## Trecho selecionado
* * * * * * *
A matéria parece ser de simples solução, mas na realidade suscita debates intensos no judiciário. A maioria da comunidade jurídica entende que o manuseio de aparelhos de raios X acarretam o pagamento de adicional de insalubridade, entendimento que era acatado por grande parte dos juristas, que justificavam a sua tese no fato de que raio X NÃO EXPLODE. Tal conclusão preferimos não debater, pois, este estudo pretende analisar o fundamento jurídico da questão.
Quando exercia a chefia do departamento jurídico do Sindicato dos Odontologistas do Estado do Rio de Janeiro, ajuizei diversas ações postulando o pagamento de adicional de periculosidade aos dentistas que manuseavam aparelhos radiológicos. Apesar da apatia demonstrada pelos juízes a primeiro plano, todas as ações foram julgadas procedentes, seja em primeiro grau ou segunda Instância.
A solicitação do pagamento de adicional de periculosidade em razão da exposição do trabalhador às radiações ionizantes encontrava previsão legal na Portaria 3.393/87, do Ministério do Trabalho. Ocorre que discutia-se a eficácia jurídica desta portaria, pois, a sua redação conflitava com a própria definição de periculosidade, estabelecida no Artigo 193, da CLT, pois, esta seria a exposição do trabalhador ao risco de sinistro, conquanto que, a insalubridade se caracteriza pela nocividade à saúde provocada pelo agente agressor.
A tese adotada pelos julgadores que deferiam o pagamento da periculosidade em razão da exposição à radiação ionizante, era a de que o Artigo 200 da CLT, autorizava o Ministério do Trabalho a estabelecer medidas complementares ligadas às peculiaridades de cada atividade ou setor de trabalho, em especial àquelas que versassem sobre exposição à radiações ionizantes.
Faz-se oportuno acrescentar, todas as demais hipóteses de atividades perigosas encontram-se regulamentadas por LEI. Apenas a radiação ionizante foi inserida por intermédio de portaria, ou seja, o trabalho com inflamáveis e explosivos foi regulamentado pela Lei 6.514/77 e o trabalho com a energia elétrica através da Lei 7.369/85.
A questão parecia ter sido solucionada pela Portaria nº 496/2002, do Ministério do Trabalho e Emprego, que revogava a Portaria 3.393/87, uma vez que, a caracterização dessas atividades (radiação ionizante) como perigosas, nos termos da Portaria nº 3.393/87, não encontrava amparo no art. 193, caput, da CLT.
* * * * * * *
## Instrução 1
Transcreva do trecho sobre o adicional de periculosidade tudo o que vai desde "Faz-se oportuno acrescentar, todas" até "da Lei 7.369/85.".
O trecho e a listagem não têm relação entre si.
* * * * * * *
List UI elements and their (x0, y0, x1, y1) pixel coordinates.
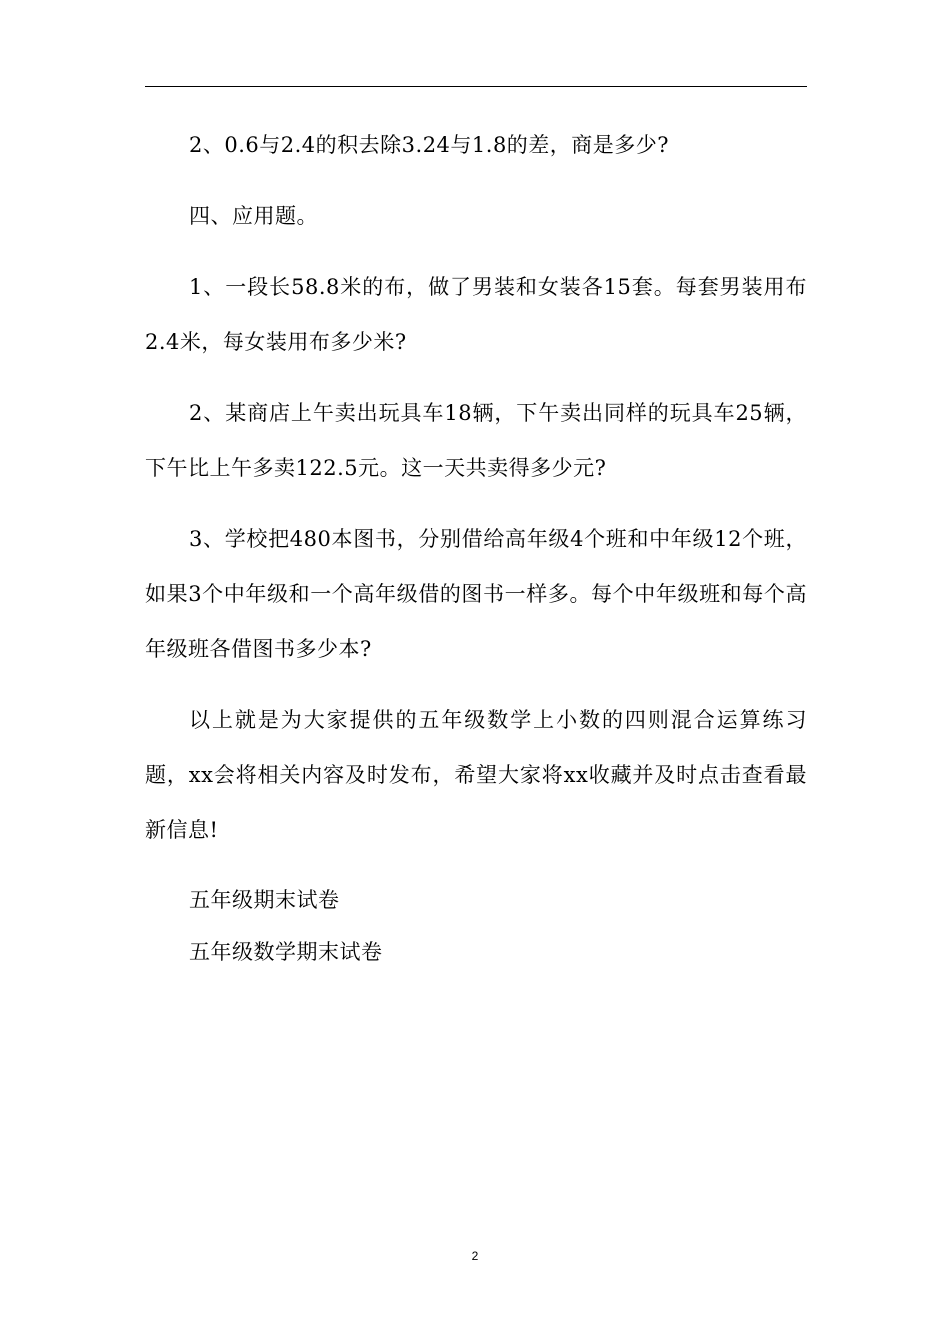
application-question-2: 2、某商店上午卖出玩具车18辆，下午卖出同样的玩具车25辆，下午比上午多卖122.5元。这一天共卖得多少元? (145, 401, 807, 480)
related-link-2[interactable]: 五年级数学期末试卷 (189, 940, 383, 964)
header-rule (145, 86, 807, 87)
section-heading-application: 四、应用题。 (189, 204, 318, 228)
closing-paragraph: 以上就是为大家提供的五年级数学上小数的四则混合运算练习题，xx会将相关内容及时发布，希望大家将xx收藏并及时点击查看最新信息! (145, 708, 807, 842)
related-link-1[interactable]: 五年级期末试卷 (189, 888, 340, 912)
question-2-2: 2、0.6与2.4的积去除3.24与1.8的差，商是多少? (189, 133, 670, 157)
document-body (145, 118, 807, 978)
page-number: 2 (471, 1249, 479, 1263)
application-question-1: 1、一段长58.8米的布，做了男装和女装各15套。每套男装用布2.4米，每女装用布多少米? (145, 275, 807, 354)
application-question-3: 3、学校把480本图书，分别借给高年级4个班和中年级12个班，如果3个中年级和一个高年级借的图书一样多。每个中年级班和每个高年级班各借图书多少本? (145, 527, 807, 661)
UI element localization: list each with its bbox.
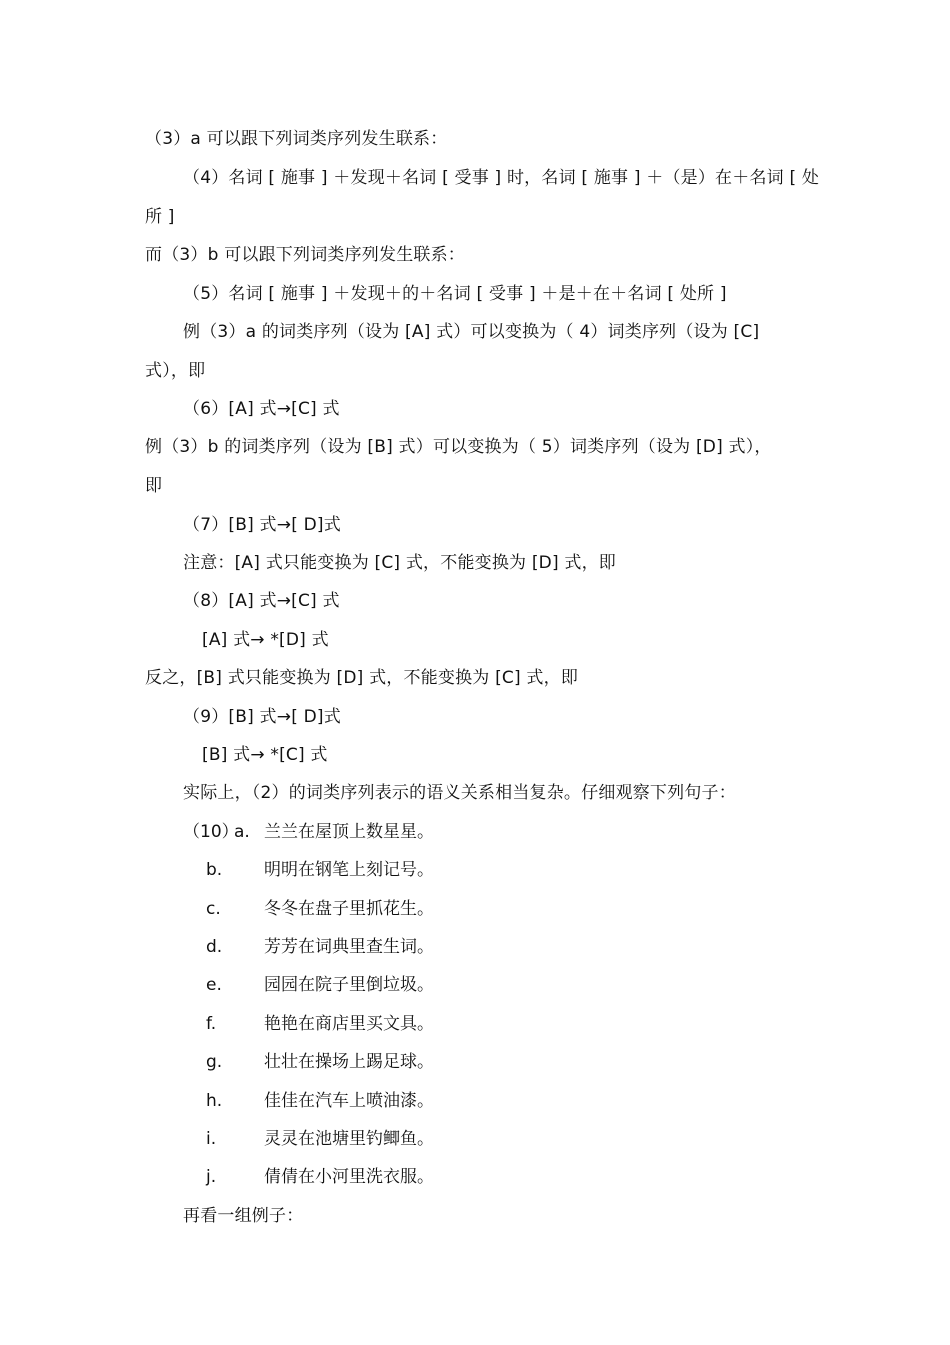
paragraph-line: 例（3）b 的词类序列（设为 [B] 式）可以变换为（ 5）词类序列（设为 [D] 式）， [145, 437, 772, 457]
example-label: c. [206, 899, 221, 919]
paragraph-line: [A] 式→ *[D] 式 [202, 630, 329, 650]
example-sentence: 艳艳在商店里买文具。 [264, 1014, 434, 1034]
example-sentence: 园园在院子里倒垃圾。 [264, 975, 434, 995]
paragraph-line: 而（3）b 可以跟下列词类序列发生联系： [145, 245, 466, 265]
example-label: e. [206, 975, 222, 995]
* * * * * * *
## Instrução 2
Na listagem, renomeie "interactable" para "clickable" em todas as linhas desde a que contém "401, 807, 480)" até a que contém "page-number: 2 (471, 1249, 479, 1263)". Apresente apenas essas linhas, com todo o resto inalterado.

## Resolução da tarefa 1
Faz-se oportuno acrescentar, todas as demais hipóteses de atividades perigosas encontram-se regulamentadas por LEI. Apenas a radiação ionizante foi inserida por intermédio de portaria, ou seja, o trabalho com inflamáveis e explosivos foi regulamentado pela Lei 6.514/77 e o trabalho com a energia elétrica através da Lei 7.369/85.

## Resolução da tarefa 2
application-question-2: 2、某商店上午卖出玩具车18辆，下午卖出同样的玩具车25辆，下午比上午多卖122.5元。这一天共卖得多少元? (145, 401, 807, 480)
related-link-2[clickable]: 五年级数学期末试卷 (189, 940, 383, 964)
header-rule (145, 86, 807, 87)
section-heading-application: 四、应用题。 (189, 204, 318, 228)
closing-paragraph: 以上就是为大家提供的五年级数学上小数的四则混合运算练习题，xx会将相关内容及时发布，希望大家将xx收藏并及时点击查看最新信息! (145, 708, 807, 842)
related-link-1[clickable]: 五年级期末试卷 (189, 888, 340, 912)
question-2-2: 2、0.6与2.4的积去除3.24与1.8的差，商是多少? (189, 133, 670, 157)
document-body (145, 118, 807, 978)
page-number: 2 (471, 1249, 479, 1263)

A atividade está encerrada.